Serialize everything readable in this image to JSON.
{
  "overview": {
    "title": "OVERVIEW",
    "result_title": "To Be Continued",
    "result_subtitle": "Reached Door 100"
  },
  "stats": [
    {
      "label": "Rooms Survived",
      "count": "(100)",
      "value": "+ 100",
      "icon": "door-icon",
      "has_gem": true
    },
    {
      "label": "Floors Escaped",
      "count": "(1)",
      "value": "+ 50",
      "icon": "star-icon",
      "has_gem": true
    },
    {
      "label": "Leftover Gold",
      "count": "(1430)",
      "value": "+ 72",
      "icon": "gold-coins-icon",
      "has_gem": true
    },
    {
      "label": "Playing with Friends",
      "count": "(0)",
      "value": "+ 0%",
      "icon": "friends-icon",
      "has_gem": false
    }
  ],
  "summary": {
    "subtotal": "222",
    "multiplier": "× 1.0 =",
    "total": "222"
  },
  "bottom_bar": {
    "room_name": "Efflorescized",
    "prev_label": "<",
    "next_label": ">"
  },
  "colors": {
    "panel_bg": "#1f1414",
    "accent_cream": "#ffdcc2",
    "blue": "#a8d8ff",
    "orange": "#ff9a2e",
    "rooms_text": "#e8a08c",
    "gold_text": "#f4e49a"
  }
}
____________
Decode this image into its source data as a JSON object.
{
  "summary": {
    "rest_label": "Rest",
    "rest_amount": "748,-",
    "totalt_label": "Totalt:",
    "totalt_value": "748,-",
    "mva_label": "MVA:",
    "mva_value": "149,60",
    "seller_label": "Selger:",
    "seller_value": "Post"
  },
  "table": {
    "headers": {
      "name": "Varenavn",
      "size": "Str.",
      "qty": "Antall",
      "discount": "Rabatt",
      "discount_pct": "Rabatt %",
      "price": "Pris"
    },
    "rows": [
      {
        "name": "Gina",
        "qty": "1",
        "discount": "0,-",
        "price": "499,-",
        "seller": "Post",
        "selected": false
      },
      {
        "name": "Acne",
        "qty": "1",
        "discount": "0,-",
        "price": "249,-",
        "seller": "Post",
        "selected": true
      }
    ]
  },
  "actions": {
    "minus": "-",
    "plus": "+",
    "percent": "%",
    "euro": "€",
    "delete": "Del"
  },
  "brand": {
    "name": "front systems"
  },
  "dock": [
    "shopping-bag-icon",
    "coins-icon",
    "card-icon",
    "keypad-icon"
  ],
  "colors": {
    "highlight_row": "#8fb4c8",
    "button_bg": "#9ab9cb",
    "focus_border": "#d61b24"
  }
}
____________
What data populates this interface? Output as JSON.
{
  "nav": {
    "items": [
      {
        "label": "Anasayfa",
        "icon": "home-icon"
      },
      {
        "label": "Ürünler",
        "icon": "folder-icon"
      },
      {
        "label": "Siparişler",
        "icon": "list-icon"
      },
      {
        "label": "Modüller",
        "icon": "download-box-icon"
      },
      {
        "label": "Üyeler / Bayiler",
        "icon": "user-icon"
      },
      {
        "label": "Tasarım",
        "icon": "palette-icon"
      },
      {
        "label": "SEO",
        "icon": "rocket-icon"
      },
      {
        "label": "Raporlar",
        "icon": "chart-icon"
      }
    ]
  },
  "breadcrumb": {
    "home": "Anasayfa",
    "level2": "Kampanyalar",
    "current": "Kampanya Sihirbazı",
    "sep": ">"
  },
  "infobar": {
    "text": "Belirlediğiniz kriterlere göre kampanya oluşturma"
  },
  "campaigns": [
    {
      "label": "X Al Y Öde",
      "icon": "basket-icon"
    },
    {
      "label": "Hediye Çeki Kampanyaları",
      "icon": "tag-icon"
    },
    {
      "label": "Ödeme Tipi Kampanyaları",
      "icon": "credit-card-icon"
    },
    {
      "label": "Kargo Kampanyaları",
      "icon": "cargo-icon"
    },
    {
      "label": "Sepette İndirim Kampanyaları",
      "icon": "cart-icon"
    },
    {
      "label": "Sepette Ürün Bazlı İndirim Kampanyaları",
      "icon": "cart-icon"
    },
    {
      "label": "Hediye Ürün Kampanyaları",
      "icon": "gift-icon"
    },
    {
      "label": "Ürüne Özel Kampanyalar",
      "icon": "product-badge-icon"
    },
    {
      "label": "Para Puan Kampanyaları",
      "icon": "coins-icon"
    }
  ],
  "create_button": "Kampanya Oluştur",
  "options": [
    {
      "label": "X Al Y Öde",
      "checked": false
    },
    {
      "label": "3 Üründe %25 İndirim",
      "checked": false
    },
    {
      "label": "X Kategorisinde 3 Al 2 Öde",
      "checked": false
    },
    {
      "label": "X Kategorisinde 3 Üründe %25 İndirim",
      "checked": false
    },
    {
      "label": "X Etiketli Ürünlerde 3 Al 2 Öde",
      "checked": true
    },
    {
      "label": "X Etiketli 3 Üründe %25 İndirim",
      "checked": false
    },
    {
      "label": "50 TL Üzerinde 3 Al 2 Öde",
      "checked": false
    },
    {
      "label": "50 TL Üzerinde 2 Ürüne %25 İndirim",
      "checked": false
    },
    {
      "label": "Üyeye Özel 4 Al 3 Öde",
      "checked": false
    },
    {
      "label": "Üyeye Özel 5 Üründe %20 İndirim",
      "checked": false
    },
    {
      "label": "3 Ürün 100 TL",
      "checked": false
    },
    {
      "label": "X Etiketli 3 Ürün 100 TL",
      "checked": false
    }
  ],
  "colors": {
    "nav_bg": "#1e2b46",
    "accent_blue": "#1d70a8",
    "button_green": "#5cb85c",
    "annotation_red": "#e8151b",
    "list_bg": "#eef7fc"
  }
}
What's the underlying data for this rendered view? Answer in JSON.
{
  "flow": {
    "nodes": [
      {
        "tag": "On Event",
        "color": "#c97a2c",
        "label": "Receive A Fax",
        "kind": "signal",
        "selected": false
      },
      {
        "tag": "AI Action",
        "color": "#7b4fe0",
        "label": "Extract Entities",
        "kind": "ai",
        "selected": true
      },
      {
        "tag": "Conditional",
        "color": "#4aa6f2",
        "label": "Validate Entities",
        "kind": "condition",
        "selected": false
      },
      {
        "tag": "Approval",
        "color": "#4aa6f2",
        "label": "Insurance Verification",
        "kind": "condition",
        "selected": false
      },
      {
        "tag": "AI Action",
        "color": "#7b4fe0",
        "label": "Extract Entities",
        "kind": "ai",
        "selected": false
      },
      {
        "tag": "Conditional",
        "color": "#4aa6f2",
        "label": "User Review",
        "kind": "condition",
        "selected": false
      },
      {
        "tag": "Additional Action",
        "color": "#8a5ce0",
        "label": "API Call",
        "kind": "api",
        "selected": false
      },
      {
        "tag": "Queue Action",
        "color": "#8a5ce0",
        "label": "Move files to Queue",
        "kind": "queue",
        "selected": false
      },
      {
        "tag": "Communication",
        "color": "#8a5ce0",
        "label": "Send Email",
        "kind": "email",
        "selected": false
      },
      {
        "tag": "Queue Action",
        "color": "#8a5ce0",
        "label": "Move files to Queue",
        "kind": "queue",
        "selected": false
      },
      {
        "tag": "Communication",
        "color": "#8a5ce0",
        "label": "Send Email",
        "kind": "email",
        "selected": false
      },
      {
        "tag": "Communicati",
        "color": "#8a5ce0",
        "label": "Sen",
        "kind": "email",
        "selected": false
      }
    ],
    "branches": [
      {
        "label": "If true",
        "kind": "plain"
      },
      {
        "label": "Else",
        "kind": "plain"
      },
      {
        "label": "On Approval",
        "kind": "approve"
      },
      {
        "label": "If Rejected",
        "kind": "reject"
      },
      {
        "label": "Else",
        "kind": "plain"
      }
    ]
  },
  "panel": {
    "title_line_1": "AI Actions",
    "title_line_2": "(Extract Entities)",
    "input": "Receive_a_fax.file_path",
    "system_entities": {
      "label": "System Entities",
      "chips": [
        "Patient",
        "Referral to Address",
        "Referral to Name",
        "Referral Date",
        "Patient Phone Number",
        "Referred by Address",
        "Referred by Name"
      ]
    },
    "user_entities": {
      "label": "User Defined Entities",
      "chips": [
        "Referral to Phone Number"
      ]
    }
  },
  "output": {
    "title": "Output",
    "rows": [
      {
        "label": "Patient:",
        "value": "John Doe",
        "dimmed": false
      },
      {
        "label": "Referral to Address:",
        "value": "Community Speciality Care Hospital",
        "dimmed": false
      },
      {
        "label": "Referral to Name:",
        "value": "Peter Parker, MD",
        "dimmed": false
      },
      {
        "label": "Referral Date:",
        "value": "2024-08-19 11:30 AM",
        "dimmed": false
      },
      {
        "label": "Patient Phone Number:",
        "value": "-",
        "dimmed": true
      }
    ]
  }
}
____________
WHAT YOU SHOULD DO: Take each line containing the string "Ürüne" and copy it out.

COMPLETE OUTPUT:
      "label": "Ürüne Özel Kampanyalar",
      "label": "50 TL Üzerinde 2 Ürüne %25 İndirim",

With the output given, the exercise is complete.